(Stored dataset items)
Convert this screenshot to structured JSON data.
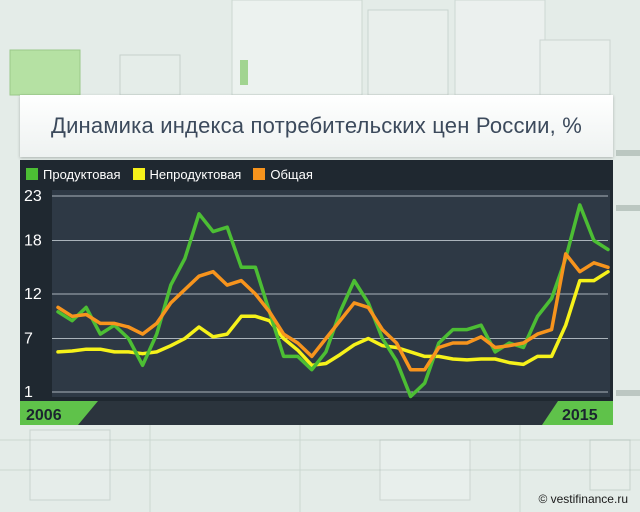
{
  "title": "Динамика индекса потребительских цен России, %",
  "credit": "© vestifinance.ru",
  "legend": [
    {
      "label": "Продуктовая",
      "color": "#4cbe34"
    },
    {
      "label": "Непродуктовая",
      "color": "#f6f21a"
    },
    {
      "label": "Общая",
      "color": "#f7941d"
    }
  ],
  "chart_data": {
    "type": "line",
    "title": "Динамика индекса потребительских цен России, %",
    "ylim": [
      1,
      23
    ],
    "y_ticks": [
      1,
      7,
      12,
      18,
      23
    ],
    "x_axis_labels": {
      "start": "2006",
      "end": "2015"
    },
    "grid": true,
    "legend_position": "top-left",
    "series": [
      {
        "name": "Продуктовая",
        "color": "#4cbe34",
        "values": [
          10,
          9,
          10.5,
          7.5,
          8.5,
          7,
          4,
          7.5,
          13,
          16,
          21,
          19,
          19.5,
          15,
          15,
          10,
          5,
          5,
          3.5,
          5.5,
          10,
          13.5,
          11,
          7,
          4.5,
          0.5,
          2,
          6.5,
          8,
          8,
          8.5,
          5.5,
          6.5,
          6,
          9.5,
          11.5,
          16,
          22,
          18,
          17
        ]
      },
      {
        "name": "Непродуктовая",
        "color": "#f6f21a",
        "values": [
          5.5,
          5.6,
          5.8,
          5.8,
          5.5,
          5.5,
          5.3,
          5.5,
          6.2,
          7,
          8.3,
          7.2,
          7.5,
          9.5,
          9.5,
          9,
          7,
          5.7,
          4,
          4.2,
          5.2,
          6.3,
          7,
          6.2,
          6,
          5.5,
          5,
          5,
          4.7,
          4.6,
          4.7,
          4.7,
          4.3,
          4.1,
          5,
          5,
          8.5,
          13.5,
          13.5,
          14.5
        ]
      },
      {
        "name": "Общая",
        "color": "#f7941d",
        "values": [
          10.5,
          9.5,
          9.7,
          8.7,
          8.7,
          8.3,
          7.5,
          8.7,
          11,
          12.5,
          14,
          14.5,
          13,
          13.5,
          12,
          10,
          7.5,
          6.5,
          5,
          7,
          9,
          11,
          10.5,
          8,
          6.5,
          3.5,
          3.5,
          6,
          6.5,
          6.5,
          7.2,
          6,
          6.2,
          6.5,
          7.5,
          8,
          16.5,
          14.5,
          15.5,
          15
        ]
      }
    ]
  }
}
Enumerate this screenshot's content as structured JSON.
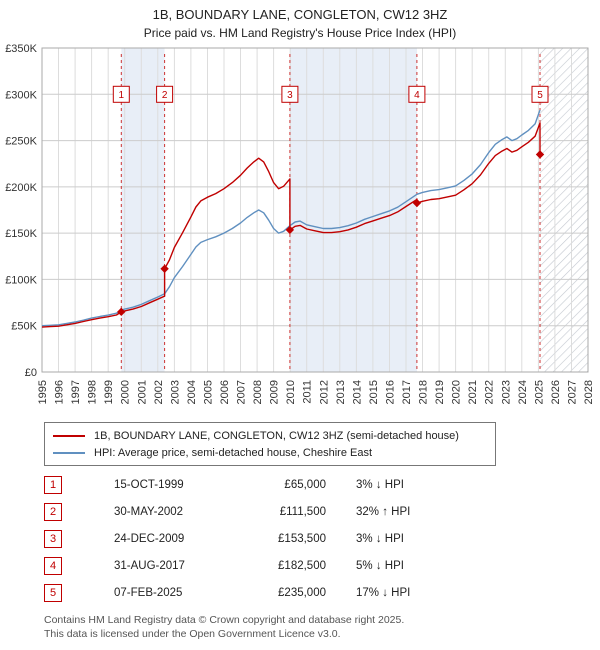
{
  "title_line1": "1B, BOUNDARY LANE, CONGLETON, CW12 3HZ",
  "title_line2": "Price paid vs. HM Land Registry's House Price Index (HPI)",
  "legend": {
    "series1": "1B, BOUNDARY LANE, CONGLETON, CW12 3HZ (semi-detached house)",
    "series2": "HPI: Average price, semi-detached house, Cheshire East"
  },
  "transactions": [
    {
      "num": "1",
      "date": "15-OCT-1999",
      "price": "£65,000",
      "hpi": "3% ↓ HPI"
    },
    {
      "num": "2",
      "date": "30-MAY-2002",
      "price": "£111,500",
      "hpi": "32% ↑ HPI"
    },
    {
      "num": "3",
      "date": "24-DEC-2009",
      "price": "£153,500",
      "hpi": "3% ↓ HPI"
    },
    {
      "num": "4",
      "date": "31-AUG-2017",
      "price": "£182,500",
      "hpi": "5% ↓ HPI"
    },
    {
      "num": "5",
      "date": "07-FEB-2025",
      "price": "£235,000",
      "hpi": "17% ↓ HPI"
    }
  ],
  "footer_line1": "Contains HM Land Registry data © Crown copyright and database right 2025.",
  "footer_line2": "This data is licensed under the Open Government Licence v3.0.",
  "chart_data": {
    "type": "line",
    "title": "1B, BOUNDARY LANE, CONGLETON, CW12 3HZ",
    "subtitle": "Price paid vs. HM Land Registry's House Price Index (HPI)",
    "units": "values in £1000s",
    "x_range": [
      1995,
      2028
    ],
    "y_range": [
      0,
      350
    ],
    "y_ticks": [
      0,
      50,
      100,
      150,
      200,
      250,
      300,
      350
    ],
    "y_tick_labels": [
      "£0",
      "£50K",
      "£100K",
      "£150K",
      "£200K",
      "£250K",
      "£300K",
      "£350K"
    ],
    "x_ticks": [
      1995,
      1996,
      1997,
      1998,
      1999,
      2000,
      2001,
      2002,
      2003,
      2004,
      2005,
      2006,
      2007,
      2008,
      2009,
      2010,
      2011,
      2012,
      2013,
      2014,
      2015,
      2016,
      2017,
      2018,
      2019,
      2020,
      2021,
      2022,
      2023,
      2024,
      2025,
      2026,
      2027,
      2028
    ],
    "grid": true,
    "legend_position": "bottom",
    "colors": {
      "price_line": "#c00000",
      "hpi_line": "#6090c0",
      "band": "#e8eef7",
      "sale_line": "#cc3333",
      "grid_h": "#cccccc",
      "grid_v": "#dddddd"
    },
    "marker_y": 300,
    "bands": [
      [
        1999.79,
        2002.41
      ],
      [
        2009.98,
        2017.66
      ]
    ],
    "future": {
      "start": 2025.1,
      "end": 2028
    },
    "sales": [
      {
        "n": "1",
        "x": 1999.79,
        "y": 65,
        "date": "15-OCT-1999",
        "price": 65000,
        "vs_hpi": "3% below HPI"
      },
      {
        "n": "2",
        "x": 2002.41,
        "y": 111.5,
        "date": "30-MAY-2002",
        "price": 111500,
        "vs_hpi": "32% above HPI"
      },
      {
        "n": "3",
        "x": 2009.98,
        "y": 153.5,
        "date": "24-DEC-2009",
        "price": 153500,
        "vs_hpi": "3% below HPI"
      },
      {
        "n": "4",
        "x": 2017.66,
        "y": 182.5,
        "date": "31-AUG-2017",
        "price": 182500,
        "vs_hpi": "5% below HPI"
      },
      {
        "n": "5",
        "x": 2025.1,
        "y": 235,
        "date": "07-FEB-2025",
        "price": 235000,
        "vs_hpi": "17% below HPI"
      }
    ],
    "series": [
      {
        "name": "1B, BOUNDARY LANE, CONGLETON, CW12 3HZ (semi-detached house)",
        "color": "#c00000",
        "points": [
          [
            1995,
            48.5
          ],
          [
            1995.5,
            49
          ],
          [
            1996,
            49.5
          ],
          [
            1996.5,
            51
          ],
          [
            1997,
            52.5
          ],
          [
            1997.5,
            54.5
          ],
          [
            1998,
            56.5
          ],
          [
            1998.5,
            58.2
          ],
          [
            1999,
            59.7
          ],
          [
            1999.5,
            61.6
          ],
          [
            1999.79,
            65
          ],
          [
            2000,
            66
          ],
          [
            2000.5,
            68
          ],
          [
            2001,
            70.8
          ],
          [
            2001.5,
            74.7
          ],
          [
            2002,
            78.6
          ],
          [
            2002.41,
            82
          ],
          [
            2002.41,
            111.5
          ],
          [
            2002.7,
            121
          ],
          [
            2003,
            134.6
          ],
          [
            2003.5,
            150.5
          ],
          [
            2004,
            167.6
          ],
          [
            2004.3,
            178.2
          ],
          [
            2004.6,
            184.8
          ],
          [
            2005,
            188.8
          ],
          [
            2005.5,
            192.7
          ],
          [
            2006,
            198
          ],
          [
            2006.5,
            204.6
          ],
          [
            2007,
            212.5
          ],
          [
            2007.4,
            220.4
          ],
          [
            2007.8,
            227
          ],
          [
            2008.1,
            231
          ],
          [
            2008.4,
            227
          ],
          [
            2008.7,
            216.5
          ],
          [
            2009,
            204.6
          ],
          [
            2009.3,
            198
          ],
          [
            2009.6,
            200.6
          ],
          [
            2009.98,
            208.6
          ],
          [
            2009.98,
            153.5
          ],
          [
            2010.3,
            157.4
          ],
          [
            2010.6,
            158.4
          ],
          [
            2011,
            154.5
          ],
          [
            2011.5,
            152.5
          ],
          [
            2012,
            150.6
          ],
          [
            2012.5,
            150.6
          ],
          [
            2013,
            151.6
          ],
          [
            2013.5,
            153.5
          ],
          [
            2014,
            156.4
          ],
          [
            2014.5,
            160.3
          ],
          [
            2015,
            163.2
          ],
          [
            2015.5,
            166.1
          ],
          [
            2016,
            169
          ],
          [
            2016.5,
            172.9
          ],
          [
            2017,
            178.8
          ],
          [
            2017.66,
            186.5
          ],
          [
            2017.66,
            182.5
          ],
          [
            2018,
            184.4
          ],
          [
            2018.5,
            186.3
          ],
          [
            2019,
            187.2
          ],
          [
            2019.5,
            189.1
          ],
          [
            2020,
            191
          ],
          [
            2020.5,
            196.8
          ],
          [
            2021,
            203.4
          ],
          [
            2021.5,
            212.9
          ],
          [
            2022,
            225.3
          ],
          [
            2022.4,
            233.8
          ],
          [
            2022.8,
            238.6
          ],
          [
            2023.1,
            241.4
          ],
          [
            2023.4,
            237.6
          ],
          [
            2023.7,
            239.5
          ],
          [
            2024,
            243.3
          ],
          [
            2024.4,
            248.1
          ],
          [
            2024.8,
            254.7
          ],
          [
            2025.1,
            269
          ],
          [
            2025.1,
            235
          ]
        ]
      },
      {
        "name": "HPI: Average price, semi-detached house, Cheshire East",
        "color": "#6090c0",
        "points": [
          [
            1995,
            50
          ],
          [
            1995.5,
            50.5
          ],
          [
            1996,
            51
          ],
          [
            1996.5,
            52.5
          ],
          [
            1997,
            54
          ],
          [
            1997.5,
            56
          ],
          [
            1998,
            58.2
          ],
          [
            1998.5,
            60
          ],
          [
            1999,
            61.5
          ],
          [
            1999.5,
            63.5
          ],
          [
            1999.79,
            67
          ],
          [
            2000,
            68
          ],
          [
            2000.5,
            70
          ],
          [
            2001,
            73
          ],
          [
            2001.5,
            77
          ],
          [
            2002,
            81
          ],
          [
            2002.41,
            84.5
          ],
          [
            2002.7,
            92
          ],
          [
            2003,
            102
          ],
          [
            2003.5,
            114
          ],
          [
            2004,
            127
          ],
          [
            2004.3,
            135
          ],
          [
            2004.6,
            140
          ],
          [
            2005,
            143
          ],
          [
            2005.5,
            146
          ],
          [
            2006,
            150
          ],
          [
            2006.5,
            155
          ],
          [
            2007,
            161
          ],
          [
            2007.4,
            167
          ],
          [
            2007.8,
            172
          ],
          [
            2008.1,
            175
          ],
          [
            2008.4,
            172
          ],
          [
            2008.7,
            164
          ],
          [
            2009,
            155
          ],
          [
            2009.3,
            150
          ],
          [
            2009.6,
            152
          ],
          [
            2009.98,
            158
          ],
          [
            2010.3,
            162
          ],
          [
            2010.6,
            163
          ],
          [
            2011,
            159
          ],
          [
            2011.5,
            157
          ],
          [
            2012,
            155
          ],
          [
            2012.5,
            155
          ],
          [
            2013,
            156
          ],
          [
            2013.5,
            158
          ],
          [
            2014,
            161
          ],
          [
            2014.5,
            165
          ],
          [
            2015,
            168
          ],
          [
            2015.5,
            171
          ],
          [
            2016,
            174
          ],
          [
            2016.5,
            178
          ],
          [
            2017,
            184
          ],
          [
            2017.66,
            192
          ],
          [
            2018,
            194
          ],
          [
            2018.5,
            196
          ],
          [
            2019,
            197
          ],
          [
            2019.5,
            199
          ],
          [
            2020,
            201
          ],
          [
            2020.5,
            207
          ],
          [
            2021,
            214
          ],
          [
            2021.5,
            224
          ],
          [
            2022,
            237
          ],
          [
            2022.4,
            246
          ],
          [
            2022.8,
            251
          ],
          [
            2023.1,
            254
          ],
          [
            2023.4,
            250
          ],
          [
            2023.7,
            252
          ],
          [
            2024,
            256
          ],
          [
            2024.4,
            261
          ],
          [
            2024.8,
            268
          ],
          [
            2025.1,
            283
          ]
        ]
      }
    ]
  }
}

» **Directions for this task**
Scan the records above for the string "LANE", then select every line that holds it.

» **Response for this exercise**
  "title_line1": "1B, BOUNDARY LANE, CONGLETON, CW12 3HZ",
    "series1": "1B, BOUNDARY LANE, CONGLETON, CW12 3HZ (semi-detached house)",
    "title": "1B, BOUNDARY LANE, CONGLETON, CW12 3HZ",
        "name": "1B, BOUNDARY LANE, CONGLETON, CW12 3HZ (semi-detached house)",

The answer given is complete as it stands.